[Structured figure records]
== == ==
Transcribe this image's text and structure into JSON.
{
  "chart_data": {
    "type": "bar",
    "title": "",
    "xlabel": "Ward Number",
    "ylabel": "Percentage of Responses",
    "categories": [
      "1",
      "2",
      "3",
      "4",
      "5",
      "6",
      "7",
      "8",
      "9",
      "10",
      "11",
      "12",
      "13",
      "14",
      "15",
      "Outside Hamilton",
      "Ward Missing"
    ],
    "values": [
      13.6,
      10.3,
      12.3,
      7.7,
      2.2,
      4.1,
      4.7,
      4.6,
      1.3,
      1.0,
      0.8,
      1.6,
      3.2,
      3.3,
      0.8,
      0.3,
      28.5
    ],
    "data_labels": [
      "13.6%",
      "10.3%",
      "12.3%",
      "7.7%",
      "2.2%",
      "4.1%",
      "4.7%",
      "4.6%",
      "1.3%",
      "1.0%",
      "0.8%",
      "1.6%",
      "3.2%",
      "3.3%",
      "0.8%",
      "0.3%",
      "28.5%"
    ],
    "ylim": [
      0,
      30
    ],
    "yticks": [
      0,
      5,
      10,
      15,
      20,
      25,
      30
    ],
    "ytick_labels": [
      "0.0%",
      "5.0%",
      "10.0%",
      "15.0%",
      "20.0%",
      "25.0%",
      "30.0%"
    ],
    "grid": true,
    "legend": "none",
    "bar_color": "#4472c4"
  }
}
== == ==
THE PROBLEM: Reproduce all the data word for word.

THE OUTPUT:
Transcribe this image's text and structure into JSON.
{
  "chart_data": {
    "type": "bar",
    "title": "",
    "xlabel": "Ward Number",
    "ylabel": "Percentage of Responses",
    "categories": [
      "1",
      "2",
      "3",
      "4",
      "5",
      "6",
      "7",
      "8",
      "9",
      "10",
      "11",
      "12",
      "13",
      "14",
      "15",
      "Outside Hamilton",
      "Ward Missing"
    ],
    "values": [
      13.6,
      10.3,
      12.3,
      7.7,
      2.2,
      4.1,
      4.7,
      4.6,
      1.3,
      1.0,
      0.8,
      1.6,
      3.2,
      3.3,
      0.8,
      0.3,
      28.5
    ],
    "data_labels": [
      "13.6%",
      "10.3%",
      "12.3%",
      "7.7%",
      "2.2%",
      "4.1%",
      "4.7%",
      "4.6%",
      "1.3%",
      "1.0%",
      "0.8%",
      "1.6%",
      "3.2%",
      "3.3%",
      "0.8%",
      "0.3%",
      "28.5%"
    ],
    "ylim": [
      0,
      30
    ],
    "yticks": [
      0,
      5,
      10,
      15,
      20,
      25,
      30
    ],
    "ytick_labels": [
      "0.0%",
      "5.0%",
      "10.0%",
      "15.0%",
      "20.0%",
      "25.0%",
      "30.0%"
    ],
    "grid": true,
    "legend": "none",
    "bar_color": "#4472c4"
  }
}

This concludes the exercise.